Write out each line word for word. Drop pictures.

(Extracted records)
** Start **

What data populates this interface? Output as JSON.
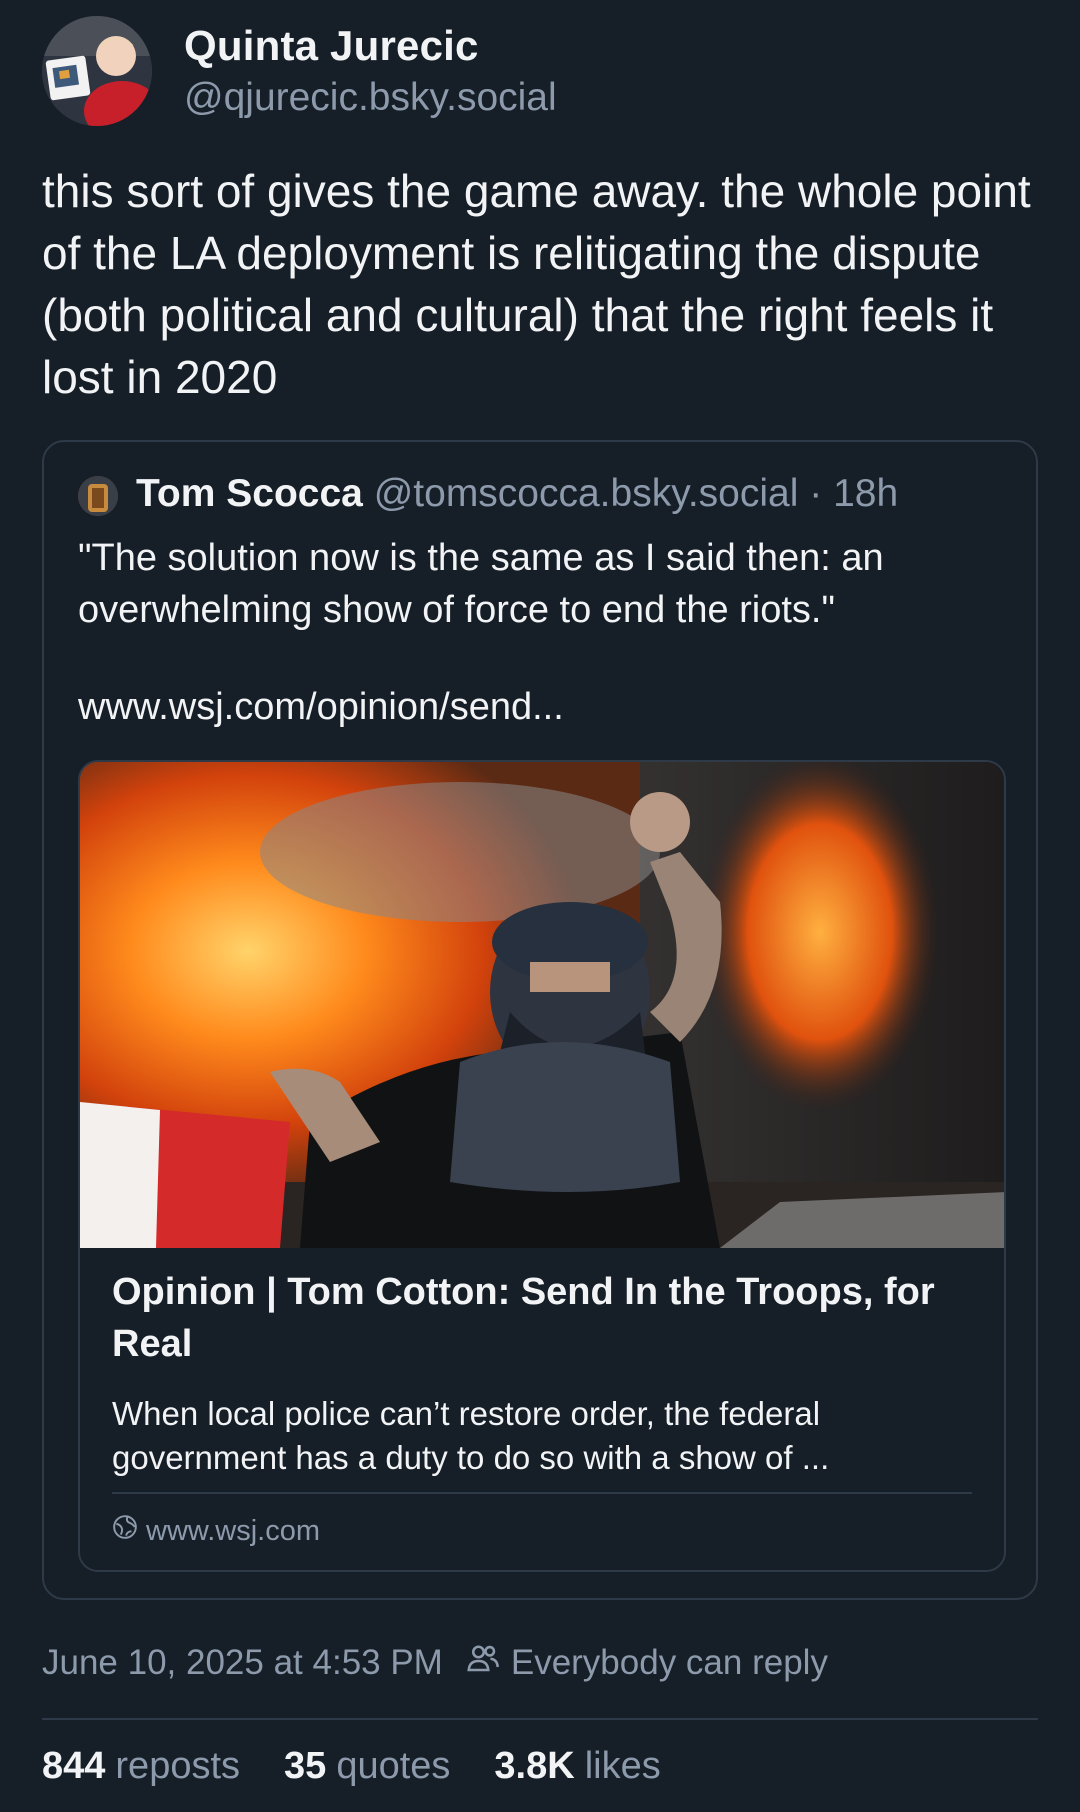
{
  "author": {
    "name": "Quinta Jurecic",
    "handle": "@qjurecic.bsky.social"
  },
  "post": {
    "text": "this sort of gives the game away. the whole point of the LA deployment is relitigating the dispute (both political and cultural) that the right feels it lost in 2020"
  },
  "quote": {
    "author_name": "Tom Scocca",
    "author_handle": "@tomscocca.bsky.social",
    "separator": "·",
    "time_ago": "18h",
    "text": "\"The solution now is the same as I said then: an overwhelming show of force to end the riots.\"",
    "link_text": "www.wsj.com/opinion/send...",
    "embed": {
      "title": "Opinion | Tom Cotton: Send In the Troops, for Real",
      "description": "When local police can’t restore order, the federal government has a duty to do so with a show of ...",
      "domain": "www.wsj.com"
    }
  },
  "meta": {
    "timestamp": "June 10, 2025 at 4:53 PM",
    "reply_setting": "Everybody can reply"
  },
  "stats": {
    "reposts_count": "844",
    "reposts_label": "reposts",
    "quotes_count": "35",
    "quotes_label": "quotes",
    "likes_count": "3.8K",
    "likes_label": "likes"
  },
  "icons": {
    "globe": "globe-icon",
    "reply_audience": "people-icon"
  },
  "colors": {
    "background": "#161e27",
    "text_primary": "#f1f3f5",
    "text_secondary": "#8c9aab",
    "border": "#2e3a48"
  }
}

** End **

Result of the exercise
What data populates this interface? Output as JSON.
{
  "author": {
    "name": "Quinta Jurecic",
    "handle": "@qjurecic.bsky.social"
  },
  "post": {
    "text": "this sort of gives the game away. the whole point of the LA deployment is relitigating the dispute (both political and cultural) that the right feels it lost in 2020"
  },
  "quote": {
    "author_name": "Tom Scocca",
    "author_handle": "@tomscocca.bsky.social",
    "separator": "·",
    "time_ago": "18h",
    "text": "\"The solution now is the same as I said then: an overwhelming show of force to end the riots.\"",
    "link_text": "www.wsj.com/opinion/send...",
    "embed": {
      "title": "Opinion | Tom Cotton: Send In the Troops, for Real",
      "description": "When local police can’t restore order, the federal government has a duty to do so with a show of ...",
      "domain": "www.wsj.com"
    }
  },
  "meta": {
    "timestamp": "June 10, 2025 at 4:53 PM",
    "reply_setting": "Everybody can reply"
  },
  "stats": {
    "reposts_count": "844",
    "reposts_label": "reposts",
    "quotes_count": "35",
    "quotes_label": "quotes",
    "likes_count": "3.8K",
    "likes_label": "likes"
  },
  "icons": {
    "globe": "globe-icon",
    "reply_audience": "people-icon"
  },
  "colors": {
    "background": "#161e27",
    "text_primary": "#f1f3f5",
    "text_secondary": "#8c9aab",
    "border": "#2e3a48"
  }
}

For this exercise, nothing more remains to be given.